* begin RAW DATA *

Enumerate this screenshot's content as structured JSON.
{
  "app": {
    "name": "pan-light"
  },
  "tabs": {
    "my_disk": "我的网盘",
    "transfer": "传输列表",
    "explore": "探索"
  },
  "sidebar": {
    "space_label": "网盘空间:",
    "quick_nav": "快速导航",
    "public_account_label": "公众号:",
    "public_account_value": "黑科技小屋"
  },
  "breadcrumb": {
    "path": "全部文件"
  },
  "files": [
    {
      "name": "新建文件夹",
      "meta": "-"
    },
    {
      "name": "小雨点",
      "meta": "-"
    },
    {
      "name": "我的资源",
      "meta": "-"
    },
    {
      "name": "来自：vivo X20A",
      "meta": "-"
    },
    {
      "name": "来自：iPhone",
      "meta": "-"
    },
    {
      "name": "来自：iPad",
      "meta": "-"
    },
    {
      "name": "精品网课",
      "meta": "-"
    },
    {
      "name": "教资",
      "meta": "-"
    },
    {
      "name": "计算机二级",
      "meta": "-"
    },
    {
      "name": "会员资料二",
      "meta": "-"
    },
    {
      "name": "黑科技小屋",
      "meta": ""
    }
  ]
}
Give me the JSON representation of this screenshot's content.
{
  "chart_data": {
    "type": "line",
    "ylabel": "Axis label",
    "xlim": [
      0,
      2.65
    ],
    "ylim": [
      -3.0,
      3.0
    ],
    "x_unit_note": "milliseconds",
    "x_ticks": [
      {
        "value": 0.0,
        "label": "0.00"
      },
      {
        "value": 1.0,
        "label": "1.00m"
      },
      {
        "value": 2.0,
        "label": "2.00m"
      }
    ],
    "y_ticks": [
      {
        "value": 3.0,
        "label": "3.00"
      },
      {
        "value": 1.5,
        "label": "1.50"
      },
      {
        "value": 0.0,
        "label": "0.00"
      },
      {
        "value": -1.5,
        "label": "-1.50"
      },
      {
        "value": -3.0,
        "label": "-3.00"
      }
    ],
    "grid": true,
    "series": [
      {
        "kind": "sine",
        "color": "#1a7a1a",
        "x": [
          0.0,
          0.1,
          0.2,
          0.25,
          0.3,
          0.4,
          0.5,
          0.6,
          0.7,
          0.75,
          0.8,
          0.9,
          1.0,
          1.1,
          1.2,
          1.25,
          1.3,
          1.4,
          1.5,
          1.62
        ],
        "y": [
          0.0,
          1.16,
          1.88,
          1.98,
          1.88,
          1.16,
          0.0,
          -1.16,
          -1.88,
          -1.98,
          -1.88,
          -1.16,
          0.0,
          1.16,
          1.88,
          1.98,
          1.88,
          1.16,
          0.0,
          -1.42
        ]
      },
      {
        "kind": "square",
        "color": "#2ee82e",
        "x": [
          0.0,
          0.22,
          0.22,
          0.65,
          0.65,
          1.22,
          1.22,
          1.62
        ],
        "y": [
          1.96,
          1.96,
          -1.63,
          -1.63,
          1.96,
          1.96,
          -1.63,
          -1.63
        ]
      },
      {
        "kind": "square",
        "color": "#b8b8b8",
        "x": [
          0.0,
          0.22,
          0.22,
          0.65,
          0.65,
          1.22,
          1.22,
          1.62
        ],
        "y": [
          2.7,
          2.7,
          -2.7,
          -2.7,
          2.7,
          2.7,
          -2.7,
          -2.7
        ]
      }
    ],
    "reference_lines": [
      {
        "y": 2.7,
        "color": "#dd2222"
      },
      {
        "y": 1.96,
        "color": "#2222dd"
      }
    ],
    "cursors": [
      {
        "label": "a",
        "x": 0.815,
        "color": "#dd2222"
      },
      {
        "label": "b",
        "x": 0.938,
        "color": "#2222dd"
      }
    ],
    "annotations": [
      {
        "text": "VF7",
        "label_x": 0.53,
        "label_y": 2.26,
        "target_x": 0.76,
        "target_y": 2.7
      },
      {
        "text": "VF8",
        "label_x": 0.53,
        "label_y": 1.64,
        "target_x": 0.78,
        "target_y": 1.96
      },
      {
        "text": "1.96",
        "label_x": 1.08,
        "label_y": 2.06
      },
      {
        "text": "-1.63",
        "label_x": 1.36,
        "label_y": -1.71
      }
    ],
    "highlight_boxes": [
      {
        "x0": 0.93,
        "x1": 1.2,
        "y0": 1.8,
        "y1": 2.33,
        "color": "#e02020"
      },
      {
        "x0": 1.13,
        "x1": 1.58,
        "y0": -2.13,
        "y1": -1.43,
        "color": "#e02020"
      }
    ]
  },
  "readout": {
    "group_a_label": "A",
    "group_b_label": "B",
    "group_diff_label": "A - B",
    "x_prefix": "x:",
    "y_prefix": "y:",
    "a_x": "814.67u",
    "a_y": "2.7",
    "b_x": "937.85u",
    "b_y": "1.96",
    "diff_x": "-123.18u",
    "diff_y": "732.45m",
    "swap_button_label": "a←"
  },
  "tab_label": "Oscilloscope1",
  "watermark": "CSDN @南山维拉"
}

* end RAW DATA *

◆ **OBJECTIVE**:
Exactly as shown, repeat every record.

◆ **FINAL ANSWER**:
Enumerate this screenshot's content as structured JSON.
{
  "app": {
    "name": "pan-light"
  },
  "tabs": {
    "my_disk": "我的网盘",
    "transfer": "传输列表",
    "explore": "探索"
  },
  "sidebar": {
    "space_label": "网盘空间:",
    "quick_nav": "快速导航",
    "public_account_label": "公众号:",
    "public_account_value": "黑科技小屋"
  },
  "breadcrumb": {
    "path": "全部文件"
  },
  "files": [
    {
      "name": "新建文件夹",
      "meta": "-"
    },
    {
      "name": "小雨点",
      "meta": "-"
    },
    {
      "name": "我的资源",
      "meta": "-"
    },
    {
      "name": "来自：vivo X20A",
      "meta": "-"
    },
    {
      "name": "来自：iPhone",
      "meta": "-"
    },
    {
      "name": "来自：iPad",
      "meta": "-"
    },
    {
      "name": "精品网课",
      "meta": "-"
    },
    {
      "name": "教资",
      "meta": "-"
    },
    {
      "name": "计算机二级",
      "meta": "-"
    },
    {
      "name": "会员资料二",
      "meta": "-"
    },
    {
      "name": "黑科技小屋",
      "meta": ""
    }
  ]
}
Give me the JSON representation of this screenshot's content.
{
  "chart_data": {
    "type": "line",
    "ylabel": "Axis label",
    "xlim": [
      0,
      2.65
    ],
    "ylim": [
      -3.0,
      3.0
    ],
    "x_unit_note": "milliseconds",
    "x_ticks": [
      {
        "value": 0.0,
        "label": "0.00"
      },
      {
        "value": 1.0,
        "label": "1.00m"
      },
      {
        "value": 2.0,
        "label": "2.00m"
      }
    ],
    "y_ticks": [
      {
        "value": 3.0,
        "label": "3.00"
      },
      {
        "value": 1.5,
        "label": "1.50"
      },
      {
        "value": 0.0,
        "label": "0.00"
      },
      {
        "value": -1.5,
        "label": "-1.50"
      },
      {
        "value": -3.0,
        "label": "-3.00"
      }
    ],
    "grid": true,
    "series": [
      {
        "kind": "sine",
        "color": "#1a7a1a",
        "x": [
          0.0,
          0.1,
          0.2,
          0.25,
          0.3,
          0.4,
          0.5,
          0.6,
          0.7,
          0.75,
          0.8,
          0.9,
          1.0,
          1.1,
          1.2,
          1.25,
          1.3,
          1.4,
          1.5,
          1.62
        ],
        "y": [
          0.0,
          1.16,
          1.88,
          1.98,
          1.88,
          1.16,
          0.0,
          -1.16,
          -1.88,
          -1.98,
          -1.88,
          -1.16,
          0.0,
          1.16,
          1.88,
          1.98,
          1.88,
          1.16,
          0.0,
          -1.42
        ]
      },
      {
        "kind": "square",
        "color": "#2ee82e",
        "x": [
          0.0,
          0.22,
          0.22,
          0.65,
          0.65,
          1.22,
          1.22,
          1.62
        ],
        "y": [
          1.96,
          1.96,
          -1.63,
          -1.63,
          1.96,
          1.96,
          -1.63,
          -1.63
        ]
      },
      {
        "kind": "square",
        "color": "#b8b8b8",
        "x": [
          0.0,
          0.22,
          0.22,
          0.65,
          0.65,
          1.22,
          1.22,
          1.62
        ],
        "y": [
          2.7,
          2.7,
          -2.7,
          -2.7,
          2.7,
          2.7,
          -2.7,
          -2.7
        ]
      }
    ],
    "reference_lines": [
      {
        "y": 2.7,
        "color": "#dd2222"
      },
      {
        "y": 1.96,
        "color": "#2222dd"
      }
    ],
    "cursors": [
      {
        "label": "a",
        "x": 0.815,
        "color": "#dd2222"
      },
      {
        "label": "b",
        "x": 0.938,
        "color": "#2222dd"
      }
    ],
    "annotations": [
      {
        "text": "VF7",
        "label_x": 0.53,
        "label_y": 2.26,
        "target_x": 0.76,
        "target_y": 2.7
      },
      {
        "text": "VF8",
        "label_x": 0.53,
        "label_y": 1.64,
        "target_x": 0.78,
        "target_y": 1.96
      },
      {
        "text": "1.96",
        "label_x": 1.08,
        "label_y": 2.06
      },
      {
        "text": "-1.63",
        "label_x": 1.36,
        "label_y": -1.71
      }
    ],
    "highlight_boxes": [
      {
        "x0": 0.93,
        "x1": 1.2,
        "y0": 1.8,
        "y1": 2.33,
        "color": "#e02020"
      },
      {
        "x0": 1.13,
        "x1": 1.58,
        "y0": -2.13,
        "y1": -1.43,
        "color": "#e02020"
      }
    ]
  },
  "readout": {
    "group_a_label": "A",
    "group_b_label": "B",
    "group_diff_label": "A - B",
    "x_prefix": "x:",
    "y_prefix": "y:",
    "a_x": "814.67u",
    "a_y": "2.7",
    "b_x": "937.85u",
    "b_y": "1.96",
    "diff_x": "-123.18u",
    "diff_y": "732.45m",
    "swap_button_label": "a←"
  },
  "tab_label": "Oscilloscope1",
  "watermark": "CSDN @南山维拉"
}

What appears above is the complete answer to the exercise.